Task statement: Every line below is to be copied exactly, with the pictures left out.

[Stored data]
>>>

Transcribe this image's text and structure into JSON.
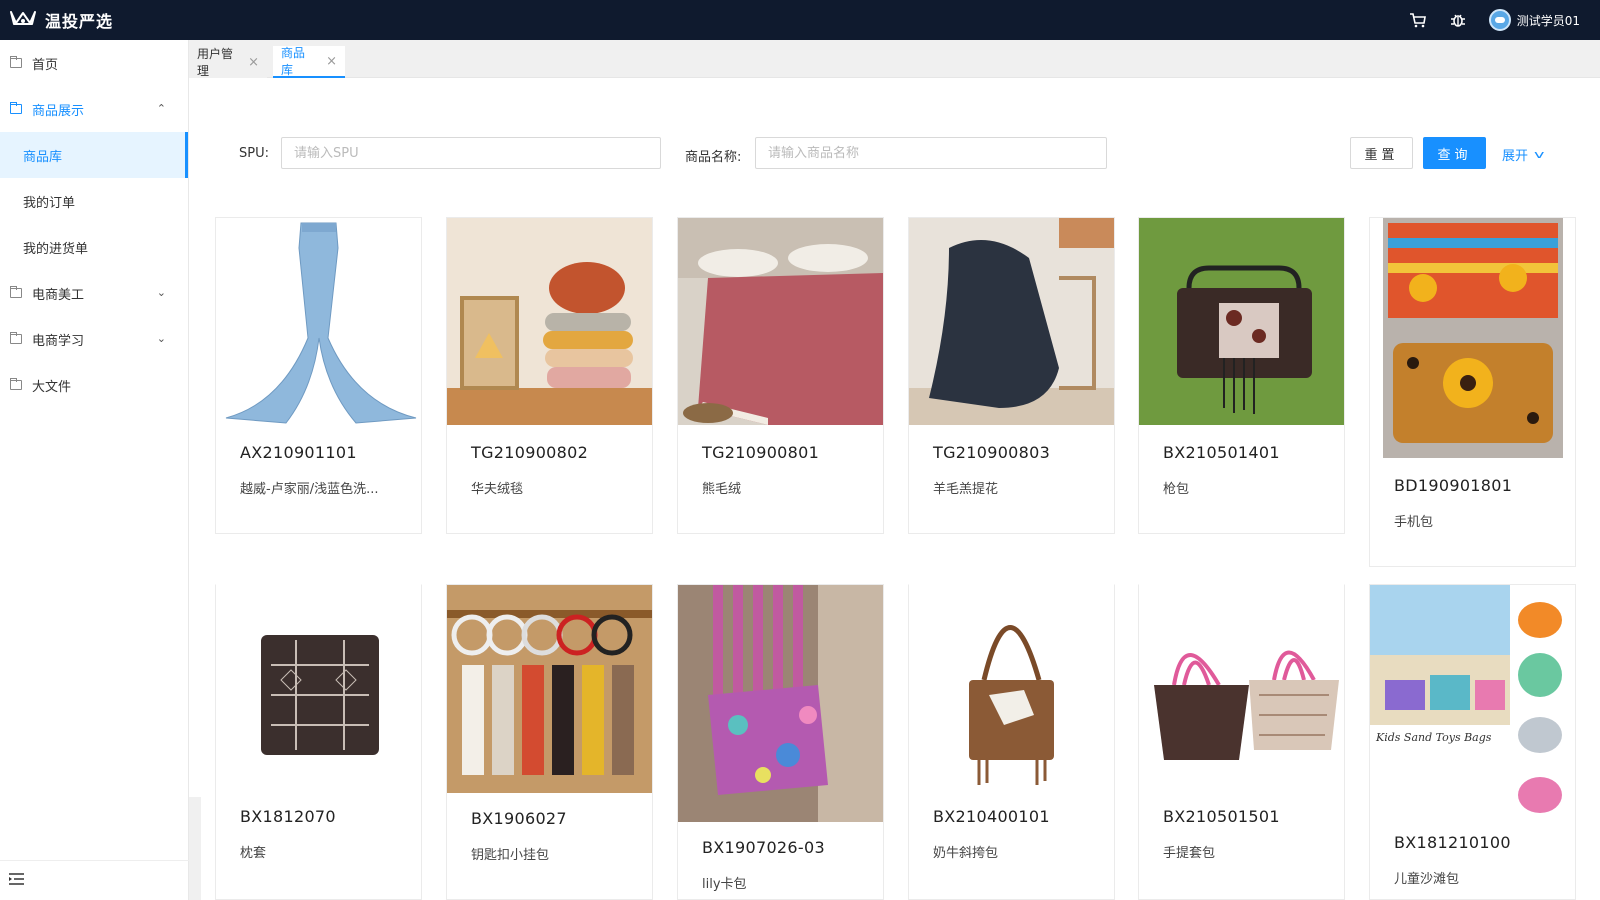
{
  "app": {
    "title": "温投严选",
    "username": "测试学员01"
  },
  "sidebar": {
    "items": [
      {
        "label": "首页"
      },
      {
        "label": "商品展示"
      },
      {
        "label": "商品库"
      },
      {
        "label": "我的订单"
      },
      {
        "label": "我的进货单"
      },
      {
        "label": "电商美工"
      },
      {
        "label": "电商学习"
      },
      {
        "label": "大文件"
      }
    ]
  },
  "tabs": [
    {
      "label": "用户管理"
    },
    {
      "label": "商品库"
    }
  ],
  "search": {
    "spu_label": "SPU:",
    "spu_placeholder": "请输入SPU",
    "spu_value": "",
    "name_label": "商品名称:",
    "name_placeholder": "请输入商品名称",
    "name_value": "",
    "reset_label": "重置",
    "query_label": "查询",
    "expand_label": "展开"
  },
  "products": [
    {
      "spu": "AX210901101",
      "name": "越威-卢家丽/浅蓝色洗..."
    },
    {
      "spu": "TG210900802",
      "name": "华夫绒毯"
    },
    {
      "spu": "TG210900801",
      "name": "熊毛绒"
    },
    {
      "spu": "TG210900803",
      "name": "羊毛羔提花"
    },
    {
      "spu": "BX210501401",
      "name": "枪包"
    },
    {
      "spu": "BD190901801",
      "name": "手机包"
    },
    {
      "spu": "BX1812070",
      "name": "枕套"
    },
    {
      "spu": "BX1906027",
      "name": "钥匙扣小挂包"
    },
    {
      "spu": "BX1907026-03",
      "name": "lily卡包"
    },
    {
      "spu": "BX210400101",
      "name": "奶牛斜挎包"
    },
    {
      "spu": "BX210501501",
      "name": "手提套包"
    },
    {
      "spu": "BX181210100",
      "name": "儿童沙滩包"
    }
  ],
  "product_images": [
    {
      "text": ""
    },
    {
      "text": ""
    },
    {
      "text": ""
    },
    {
      "text": ""
    },
    {
      "text": ""
    },
    {
      "text": ""
    },
    {
      "text": ""
    },
    {
      "text": ""
    },
    {
      "text": ""
    },
    {
      "text": ""
    },
    {
      "text": ""
    },
    {
      "text": "Kids Sand Toys Bags"
    }
  ],
  "colors": {
    "topbar": "#0f1a2e",
    "accent": "#1890ff"
  }
}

<<<

Reply to the task:
Transcribe this image's text and structure into JSON.
{
  "app": {
    "title": "温投严选",
    "username": "测试学员01"
  },
  "sidebar": {
    "items": [
      {
        "label": "首页"
      },
      {
        "label": "商品展示"
      },
      {
        "label": "商品库"
      },
      {
        "label": "我的订单"
      },
      {
        "label": "我的进货单"
      },
      {
        "label": "电商美工"
      },
      {
        "label": "电商学习"
      },
      {
        "label": "大文件"
      }
    ]
  },
  "tabs": [
    {
      "label": "用户管理"
    },
    {
      "label": "商品库"
    }
  ],
  "search": {
    "spu_label": "SPU:",
    "spu_placeholder": "请输入SPU",
    "spu_value": "",
    "name_label": "商品名称:",
    "name_placeholder": "请输入商品名称",
    "name_value": "",
    "reset_label": "重置",
    "query_label": "查询",
    "expand_label": "展开"
  },
  "products": [
    {
      "spu": "AX210901101",
      "name": "越威-卢家丽/浅蓝色洗..."
    },
    {
      "spu": "TG210900802",
      "name": "华夫绒毯"
    },
    {
      "spu": "TG210900801",
      "name": "熊毛绒"
    },
    {
      "spu": "TG210900803",
      "name": "羊毛羔提花"
    },
    {
      "spu": "BX210501401",
      "name": "枪包"
    },
    {
      "spu": "BD190901801",
      "name": "手机包"
    },
    {
      "spu": "BX1812070",
      "name": "枕套"
    },
    {
      "spu": "BX1906027",
      "name": "钥匙扣小挂包"
    },
    {
      "spu": "BX1907026-03",
      "name": "lily卡包"
    },
    {
      "spu": "BX210400101",
      "name": "奶牛斜挎包"
    },
    {
      "spu": "BX210501501",
      "name": "手提套包"
    },
    {
      "spu": "BX181210100",
      "name": "儿童沙滩包"
    }
  ],
  "product_images": [
    {
      "text": ""
    },
    {
      "text": ""
    },
    {
      "text": ""
    },
    {
      "text": ""
    },
    {
      "text": ""
    },
    {
      "text": ""
    },
    {
      "text": ""
    },
    {
      "text": ""
    },
    {
      "text": ""
    },
    {
      "text": ""
    },
    {
      "text": ""
    },
    {
      "text": "Kids Sand Toys Bags"
    }
  ],
  "colors": {
    "topbar": "#0f1a2e",
    "accent": "#1890ff"
  }
}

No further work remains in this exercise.